---------- Exercise input ----------
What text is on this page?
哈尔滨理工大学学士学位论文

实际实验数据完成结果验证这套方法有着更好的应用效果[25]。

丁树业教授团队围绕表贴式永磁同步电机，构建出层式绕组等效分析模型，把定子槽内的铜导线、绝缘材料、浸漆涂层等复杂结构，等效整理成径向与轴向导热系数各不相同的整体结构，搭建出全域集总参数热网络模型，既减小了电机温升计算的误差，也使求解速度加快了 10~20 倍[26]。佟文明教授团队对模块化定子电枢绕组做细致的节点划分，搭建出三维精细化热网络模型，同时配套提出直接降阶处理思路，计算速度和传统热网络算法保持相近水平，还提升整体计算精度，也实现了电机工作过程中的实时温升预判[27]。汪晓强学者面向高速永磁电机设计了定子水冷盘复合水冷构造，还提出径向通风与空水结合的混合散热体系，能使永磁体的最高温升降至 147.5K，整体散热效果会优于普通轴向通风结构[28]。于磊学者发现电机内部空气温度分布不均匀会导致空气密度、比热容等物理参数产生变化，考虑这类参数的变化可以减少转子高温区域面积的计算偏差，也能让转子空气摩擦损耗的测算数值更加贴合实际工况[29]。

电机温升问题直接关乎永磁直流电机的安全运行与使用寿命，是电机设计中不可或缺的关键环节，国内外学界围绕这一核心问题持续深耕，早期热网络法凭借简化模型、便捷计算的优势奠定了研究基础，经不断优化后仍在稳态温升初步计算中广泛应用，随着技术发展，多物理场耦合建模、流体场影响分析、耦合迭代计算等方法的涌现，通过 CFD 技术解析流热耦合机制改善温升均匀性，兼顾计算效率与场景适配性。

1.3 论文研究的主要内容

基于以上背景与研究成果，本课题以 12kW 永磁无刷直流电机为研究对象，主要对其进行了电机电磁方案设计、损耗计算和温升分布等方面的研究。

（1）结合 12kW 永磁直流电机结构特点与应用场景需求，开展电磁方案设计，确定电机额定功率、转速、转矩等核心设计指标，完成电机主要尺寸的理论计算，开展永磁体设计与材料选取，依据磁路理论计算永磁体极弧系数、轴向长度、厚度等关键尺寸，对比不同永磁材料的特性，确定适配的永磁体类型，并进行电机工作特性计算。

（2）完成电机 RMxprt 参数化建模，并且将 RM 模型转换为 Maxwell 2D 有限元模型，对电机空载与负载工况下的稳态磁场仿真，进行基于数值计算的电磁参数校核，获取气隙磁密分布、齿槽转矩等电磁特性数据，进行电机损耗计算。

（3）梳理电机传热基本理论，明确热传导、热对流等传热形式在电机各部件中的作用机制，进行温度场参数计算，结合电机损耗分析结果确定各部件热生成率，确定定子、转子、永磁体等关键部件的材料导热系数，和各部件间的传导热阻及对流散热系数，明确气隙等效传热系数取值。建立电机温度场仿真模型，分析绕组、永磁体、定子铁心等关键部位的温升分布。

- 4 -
----------
---------- Exercise input ----------
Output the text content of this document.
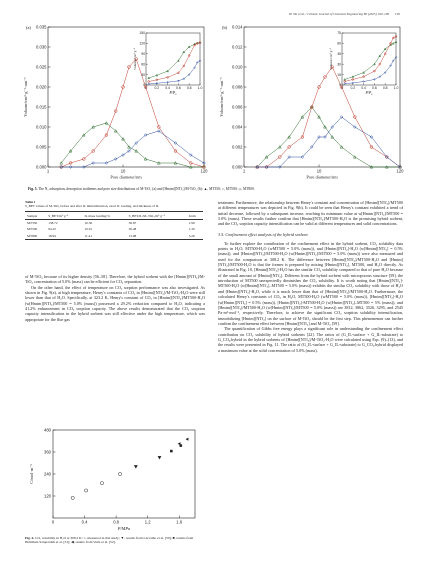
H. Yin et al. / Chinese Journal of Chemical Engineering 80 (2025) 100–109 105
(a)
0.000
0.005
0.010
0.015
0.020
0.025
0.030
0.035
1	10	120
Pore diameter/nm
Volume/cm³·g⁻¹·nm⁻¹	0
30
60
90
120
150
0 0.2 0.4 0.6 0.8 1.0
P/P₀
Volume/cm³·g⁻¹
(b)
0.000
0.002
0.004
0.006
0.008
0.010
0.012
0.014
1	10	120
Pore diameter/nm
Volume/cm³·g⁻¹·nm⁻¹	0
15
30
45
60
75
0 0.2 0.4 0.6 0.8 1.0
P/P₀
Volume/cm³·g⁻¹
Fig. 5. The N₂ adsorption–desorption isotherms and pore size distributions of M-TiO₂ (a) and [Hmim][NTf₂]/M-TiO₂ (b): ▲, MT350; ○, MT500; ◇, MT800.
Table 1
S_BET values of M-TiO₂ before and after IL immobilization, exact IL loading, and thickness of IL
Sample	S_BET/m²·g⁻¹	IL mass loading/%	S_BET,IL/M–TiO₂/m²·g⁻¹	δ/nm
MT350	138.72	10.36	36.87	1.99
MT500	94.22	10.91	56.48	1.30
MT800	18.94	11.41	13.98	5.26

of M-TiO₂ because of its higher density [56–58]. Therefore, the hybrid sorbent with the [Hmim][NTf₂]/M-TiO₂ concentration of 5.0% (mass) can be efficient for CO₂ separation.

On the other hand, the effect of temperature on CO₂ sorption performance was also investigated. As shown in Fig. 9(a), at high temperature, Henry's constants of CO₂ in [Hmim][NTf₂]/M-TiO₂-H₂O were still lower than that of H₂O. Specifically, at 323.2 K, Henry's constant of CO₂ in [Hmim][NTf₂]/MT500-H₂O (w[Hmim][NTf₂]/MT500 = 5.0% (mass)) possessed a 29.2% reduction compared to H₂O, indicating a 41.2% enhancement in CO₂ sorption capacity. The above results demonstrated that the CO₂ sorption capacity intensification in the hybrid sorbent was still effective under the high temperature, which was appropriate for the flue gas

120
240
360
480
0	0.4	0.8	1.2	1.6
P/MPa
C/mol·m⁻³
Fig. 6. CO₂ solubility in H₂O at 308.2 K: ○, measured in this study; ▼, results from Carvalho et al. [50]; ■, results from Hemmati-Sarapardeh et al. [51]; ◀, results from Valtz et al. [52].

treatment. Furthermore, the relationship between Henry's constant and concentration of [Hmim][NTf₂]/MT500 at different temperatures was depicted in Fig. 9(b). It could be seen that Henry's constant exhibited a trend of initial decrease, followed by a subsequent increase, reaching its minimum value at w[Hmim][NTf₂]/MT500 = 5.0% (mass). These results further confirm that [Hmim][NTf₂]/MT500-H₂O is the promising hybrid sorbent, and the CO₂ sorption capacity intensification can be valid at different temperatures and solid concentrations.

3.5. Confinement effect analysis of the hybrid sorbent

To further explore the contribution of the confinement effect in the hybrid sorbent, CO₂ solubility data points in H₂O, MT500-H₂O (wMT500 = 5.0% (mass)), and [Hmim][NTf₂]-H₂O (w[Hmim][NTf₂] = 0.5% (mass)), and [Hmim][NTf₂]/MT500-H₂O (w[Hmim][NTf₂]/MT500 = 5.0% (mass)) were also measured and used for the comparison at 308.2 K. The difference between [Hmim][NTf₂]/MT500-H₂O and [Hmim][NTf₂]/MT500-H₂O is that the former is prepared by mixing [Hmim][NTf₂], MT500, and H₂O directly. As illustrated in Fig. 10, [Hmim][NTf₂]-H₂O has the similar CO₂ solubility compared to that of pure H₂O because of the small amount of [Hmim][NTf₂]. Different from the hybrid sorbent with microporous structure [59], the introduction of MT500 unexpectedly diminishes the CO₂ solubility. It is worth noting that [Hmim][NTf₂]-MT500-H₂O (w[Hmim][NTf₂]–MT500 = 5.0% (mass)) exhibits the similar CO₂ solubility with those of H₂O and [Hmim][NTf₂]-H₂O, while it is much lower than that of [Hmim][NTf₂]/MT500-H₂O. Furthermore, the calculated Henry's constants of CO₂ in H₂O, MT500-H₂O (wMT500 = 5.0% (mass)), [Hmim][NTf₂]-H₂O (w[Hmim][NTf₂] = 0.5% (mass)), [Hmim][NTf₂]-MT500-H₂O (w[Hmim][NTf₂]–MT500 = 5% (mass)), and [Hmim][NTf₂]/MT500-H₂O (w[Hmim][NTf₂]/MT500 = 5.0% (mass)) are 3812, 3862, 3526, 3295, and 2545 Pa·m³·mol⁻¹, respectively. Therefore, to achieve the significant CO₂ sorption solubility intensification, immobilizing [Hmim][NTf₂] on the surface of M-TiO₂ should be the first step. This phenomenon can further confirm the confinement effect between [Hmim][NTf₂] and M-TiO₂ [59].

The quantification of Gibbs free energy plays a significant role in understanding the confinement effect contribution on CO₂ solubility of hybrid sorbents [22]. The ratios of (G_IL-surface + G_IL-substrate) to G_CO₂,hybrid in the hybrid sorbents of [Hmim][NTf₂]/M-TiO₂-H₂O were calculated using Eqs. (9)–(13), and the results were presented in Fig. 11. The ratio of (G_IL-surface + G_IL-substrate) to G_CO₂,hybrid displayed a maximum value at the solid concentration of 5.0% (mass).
----------
Stated goal: Pull every line containing the word "concentration" out of the material and copy it.

Written solution:
of M-TiO₂ because of its higher density [56–58]. Therefore, the hybrid sorbent with the [Hmim][NTf₂]/M-TiO₂ concentration of 5.0% (mass) can be efficient for CO₂ separation.
treatment. Furthermore, the relationship between Henry's constant and concentration of [Hmim][NTf₂]/MT500 at different temperatures was depicted in Fig. 9(b). It could be seen that Henry's constant exhibited a trend of initial decrease, followed by a subsequent increase, reaching its minimum value at w[Hmim][NTf₂]/MT500 = 5.0% (mass). These results further confirm that [Hmim][NTf₂]/MT500-H₂O is the promising hybrid sorbent, and the CO₂ sorption capacity intensification can be valid at different temperatures and solid concentrations.
The quantification of Gibbs free energy plays a significant role in understanding the confinement effect contribution on CO₂ solubility of hybrid sorbents [22]. The ratios of (G_IL-surface + G_IL-substrate) to G_CO₂,hybrid in the hybrid sorbents of [Hmim][NTf₂]/M-TiO₂-H₂O were calculated using Eqs. (9)–(13), and the results were presented in Fig. 11. The ratio of (G_IL-surface + G_IL-substrate) to G_CO₂,hybrid displayed a maximum value at the solid concentration of 5.0% (mass).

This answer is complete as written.